Retype each line exactly. Skip images.

___

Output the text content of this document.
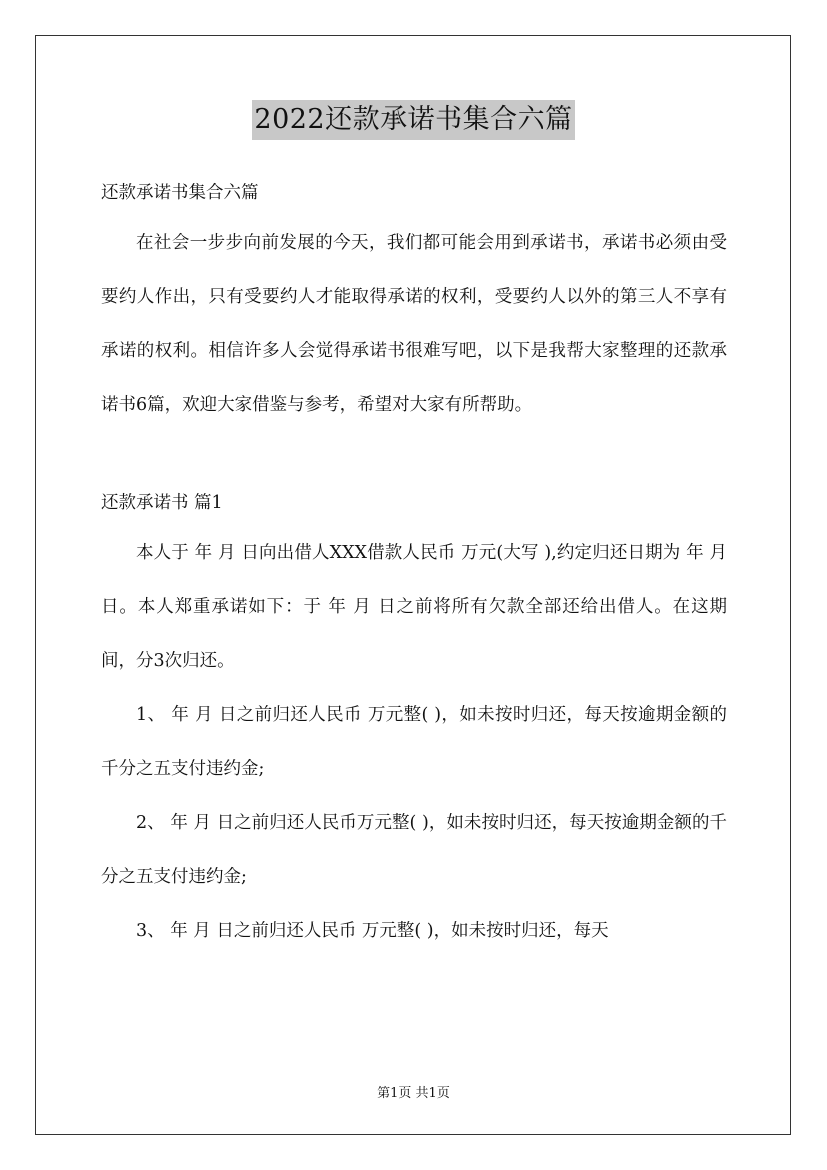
2022还款承诺书集合六篇
还款承诺书集合六篇
在社会一步步向前发展的今天，我们都可能会用到承诺书，承诺书必须由受要约人作出，只有受要约人才能取得承诺的权利，受要约人以外的第三人不享有承诺的权利。相信许多人会觉得承诺书很难写吧，以下是我帮大家整理的还款承诺书6篇，欢迎大家借鉴与参考，希望对大家有所帮助。
还款承诺书 篇1
本人于 年 月 日向出借人XXX借款人民币 万元(大写 ),约定归还日期为 年 月 日。本人郑重承诺如下：于 年 月 日之前将所有欠款全部还给出借人。在这期间，分3次归还。
1、 年 月 日之前归还人民币 万元整( )，如未按时归还，每天按逾期金额的千分之五支付违约金;
2、 年 月 日之前归还人民币万元整( )，如未按时归还，每天按逾期金额的千分之五支付违约金;
3、 年 月 日之前归还人民币 万元整( )，如未按时归还，每天
第1页 共1页
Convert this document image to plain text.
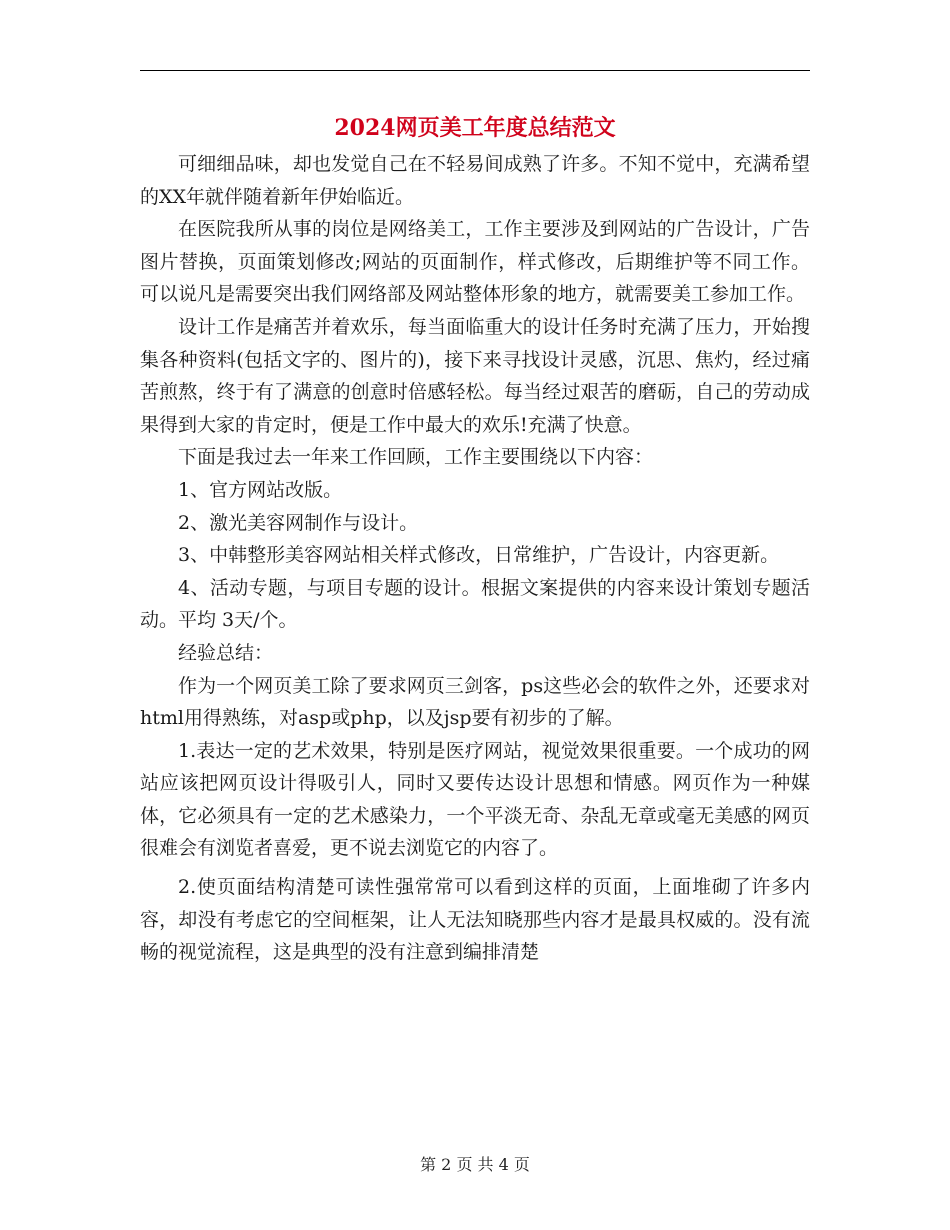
2024网页美工年度总结范文

可细细品味，却也发觉自己在不轻易间成熟了许多。不知不觉中，充满希望的XX年就伴随着新年伊始临近。

在医院我所从事的岗位是网络美工，工作主要涉及到网站的广告设计，广告图片替换，页面策划修改;网站的页面制作，样式修改，后期维护等不同工作。可以说凡是需要突出我们网络部及网站整体形象的地方，就需要美工参加工作。

设计工作是痛苦并着欢乐，每当面临重大的设计任务时充满了压力，开始搜集各种资料(包括文字的、图片的)，接下来寻找设计灵感，沉思、焦灼，经过痛苦煎熬，终于有了满意的创意时倍感轻松。每当经过艰苦的磨砺，自己的劳动成果得到大家的肯定时，便是工作中最大的欢乐!充满了快意。

下面是我过去一年来工作回顾，工作主要围绕以下内容：

1、官方网站改版。

2、激光美容网制作与设计。

3、中韩整形美容网站相关样式修改，日常维护，广告设计，内容更新。

4、活动专题，与项目专题的设计。根据文案提供的内容来设计策划专题活动。平均 3天/个。

经验总结：

作为一个网页美工除了要求网页三剑客，ps这些必会的软件之外，还要求对html用得熟练，对asp或php，以及jsp要有初步的了解。

1.表达一定的艺术效果，特别是医疗网站，视觉效果很重要。一个成功的网站应该把网页设计得吸引人，同时又要传达设计思想和情感。网页作为一种媒体，它必须具有一定的艺术感染力，一个平淡无奇、杂乱无章或毫无美感的网页很难会有浏览者喜爱，更不说去浏览它的内容了。

2.使页面结构清楚可读性强常常可以看到这样的页面，上面堆砌了许多内容，却没有考虑它的空间框架，让人无法知晓那些内容才是最具权威的。没有流畅的视觉流程，这是典型的没有注意到编排清楚

第 2 页 共 4 页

___

* [COMPLETE RESPONSE]
Output the text content of this document.
2022还款承诺书集合六篇
还款承诺书集合六篇
在社会一步步向前发展的今天，我们都可能会用到承诺书，承诺书必须由受要约人作出，只有受要约人才能取得承诺的权利，受要约人以外的第三人不享有承诺的权利。相信许多人会觉得承诺书很难写吧，以下是我帮大家整理的还款承诺书6篇，欢迎大家借鉴与参考，希望对大家有所帮助。
还款承诺书 篇1
本人于 年 月 日向出借人XXX借款人民币 万元(大写 ),约定归还日期为 年 月 日。本人郑重承诺如下：于 年 月 日之前将所有欠款全部还给出借人。在这期间，分3次归还。
1、 年 月 日之前归还人民币 万元整( )，如未按时归还，每天按逾期金额的千分之五支付违约金;
2、 年 月 日之前归还人民币万元整( )，如未按时归还，每天按逾期金额的千分之五支付违约金;
3、 年 月 日之前归还人民币 万元整( )，如未按时归还，每天
第1页 共1页
Convert this document image to plain text.
2024网页美工年度总结范文

可细细品味，却也发觉自己在不轻易间成熟了许多。不知不觉中，充满希望的XX年就伴随着新年伊始临近。

在医院我所从事的岗位是网络美工，工作主要涉及到网站的广告设计，广告图片替换，页面策划修改;网站的页面制作，样式修改，后期维护等不同工作。可以说凡是需要突出我们网络部及网站整体形象的地方，就需要美工参加工作。

设计工作是痛苦并着欢乐，每当面临重大的设计任务时充满了压力，开始搜集各种资料(包括文字的、图片的)，接下来寻找设计灵感，沉思、焦灼，经过痛苦煎熬，终于有了满意的创意时倍感轻松。每当经过艰苦的磨砺，自己的劳动成果得到大家的肯定时，便是工作中最大的欢乐!充满了快意。

下面是我过去一年来工作回顾，工作主要围绕以下内容：

1、官方网站改版。

2、激光美容网制作与设计。

3、中韩整形美容网站相关样式修改，日常维护，广告设计，内容更新。

4、活动专题，与项目专题的设计。根据文案提供的内容来设计策划专题活动。平均 3天/个。

经验总结：

作为一个网页美工除了要求网页三剑客，ps这些必会的软件之外，还要求对html用得熟练，对asp或php，以及jsp要有初步的了解。

1.表达一定的艺术效果，特别是医疗网站，视觉效果很重要。一个成功的网站应该把网页设计得吸引人，同时又要传达设计思想和情感。网页作为一种媒体，它必须具有一定的艺术感染力，一个平淡无奇、杂乱无章或毫无美感的网页很难会有浏览者喜爱，更不说去浏览它的内容了。

2.使页面结构清楚可读性强常常可以看到这样的页面，上面堆砌了许多内容，却没有考虑它的空间框架，让人无法知晓那些内容才是最具权威的。没有流畅的视觉流程，这是典型的没有注意到编排清楚

第 2 页 共 4 页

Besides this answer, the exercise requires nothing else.